本文 =
------------------------------

摂食嚥下機能は身体的,精神・心理的フレイルと関連することが知られているが,社会的フレイルと関連するかは明らかでない。また音楽療法は生活の質の改善や嚥下運動の賦活につながることが知られているが,「自発的」な能動的要素が少ない。そこで本研究では自己表現の場として「歌を人前で披露」することに着目し,健常高齢者を対象に自己発信の契機となる能動的な歌唱と生活の質,摂食嚥下機能が関連するか明らかにすることを目的とした。

【方法】

歌唱コンクール(のど自慢)会場で,研究の同意を得た65歳以上健常高齢者,計100名(男性43名,女性57名,平均年齢71.5±5.5歳)を対象とした。年齢,性別,身長,体重,のど自慢参加の有無を聴取し, 反復唾液嚥下回数(RSST)を計測した。生活の質について高齢者の健康関連QOL調査票短縮版(QOL-short)を用いて評価した。音楽が好きな者(Song: S),歌唱を通して自己発信する者(Self-Assertive: A),毎日楽しく過ごしている者(Enjoyable: E)とそれぞれ定義し,対象者をSAE群,SA群,SE群,S群の4群に分けた。計測項目についてKruskal-Wallis検定,カイ2乗検定を用いて各群に相違があるか検討した。また交絡因子調整のためSAE群を基準カテゴリとして多項ロジスティック回帰分析を行った。

【結果と考察】

SAE群,SA群,SE群およびS群は各25名,21名,32名,22名であった。QOLはSAE群,SE群で高値を示し,RSSTはSAE群,SA群で高値を示した。年齢,性別,BMIで調整した結果,SAE群はSA群,S群と比較してQOL-shortのスコアが有意に高く,さらにSE群,S群と比較してRSSTの回数が有意に高値であった。以上より,音楽という創造的活動を嗜み,かつそれを自己発信することで生活を楽しんでいる者は,そうでない者と比較してQOLが高く食べる機能にも良い影響を及ぼしている可能性が示された。

------------------------------

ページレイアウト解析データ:
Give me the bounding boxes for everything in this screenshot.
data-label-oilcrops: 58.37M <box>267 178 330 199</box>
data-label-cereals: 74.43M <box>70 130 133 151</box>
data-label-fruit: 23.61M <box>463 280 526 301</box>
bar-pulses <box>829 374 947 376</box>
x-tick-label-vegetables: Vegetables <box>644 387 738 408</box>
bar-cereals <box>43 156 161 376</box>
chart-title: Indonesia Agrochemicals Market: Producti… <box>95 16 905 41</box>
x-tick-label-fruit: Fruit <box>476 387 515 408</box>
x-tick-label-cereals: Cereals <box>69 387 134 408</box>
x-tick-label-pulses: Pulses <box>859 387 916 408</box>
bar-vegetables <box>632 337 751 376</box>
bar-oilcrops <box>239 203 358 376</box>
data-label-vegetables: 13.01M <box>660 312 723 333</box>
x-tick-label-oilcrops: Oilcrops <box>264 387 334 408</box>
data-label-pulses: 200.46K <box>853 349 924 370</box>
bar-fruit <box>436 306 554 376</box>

------------------------------

課題について = 本文のうち「摂食嚥下機能は身体的,精神・」を含む語句で始まり「ぼしている可能性が示された。」で終わる部分を、「健常高齢者」を「地域在住高齢者」に置き換えて書き直せ。 これらのエントリは本文とは別の資料である。

出力結果 =
摂食嚥下機能は身体的,精神・心理的フレイルと関連することが知られているが,社会的フレイルと関連するかは明らかでない。また音楽療法は生活の質の改善や嚥下運動の賦活につながることが知られているが,「自発的」な能動的要素が少ない。そこで本研究では自己表現の場として「歌を人前で披露」することに着目し,地域在住高齢者を対象に自己発信の契機となる能動的な歌唱と生活の質,摂食嚥下機能が関連するか明らかにすることを目的とした。

【方法】

歌唱コンクール(のど自慢)会場で,研究の同意を得た65歳以上地域在住高齢者,計100名(男性43名,女性57名,平均年齢71.5±5.5歳)を対象とした。年齢,性別,身長,体重,のど自慢参加の有無を聴取し, 反復唾液嚥下回数(RSST)を計測した。生活の質について高齢者の健康関連QOL調査票短縮版(QOL-short)を用いて評価した。音楽が好きな者(Song: S),歌唱を通して自己発信する者(Self-Assertive: A),毎日楽しく過ごしている者(Enjoyable: E)とそれぞれ定義し,対象者をSAE群,SA群,SE群,S群の4群に分けた。計測項目についてKruskal-Wallis検定,カイ2乗検定を用いて各群に相違があるか検討した。また交絡因子調整のためSAE群を基準カテゴリとして多項ロジスティック回帰分析を行った。

【結果と考察】

SAE群,SA群,SE群およびS群は各25名,21名,32名,22名であった。QOLはSAE群,SE群で高値を示し,RSSTはSAE群,SA群で高値を示した。年齢,性別,BMIで調整した結果,SAE群はSA群,S群と比較してQOL-shortのスコアが有意に高く,さらにSE群,S群と比較してRSSTの回数が有意に高値であった。以上より,音楽という創造的活動を嗜み,かつそれを自己発信することで生活を楽しんでいる者は,そうでない者と比較してQOLが高く食べる機能にも良い影響を及ぼしている可能性が示された。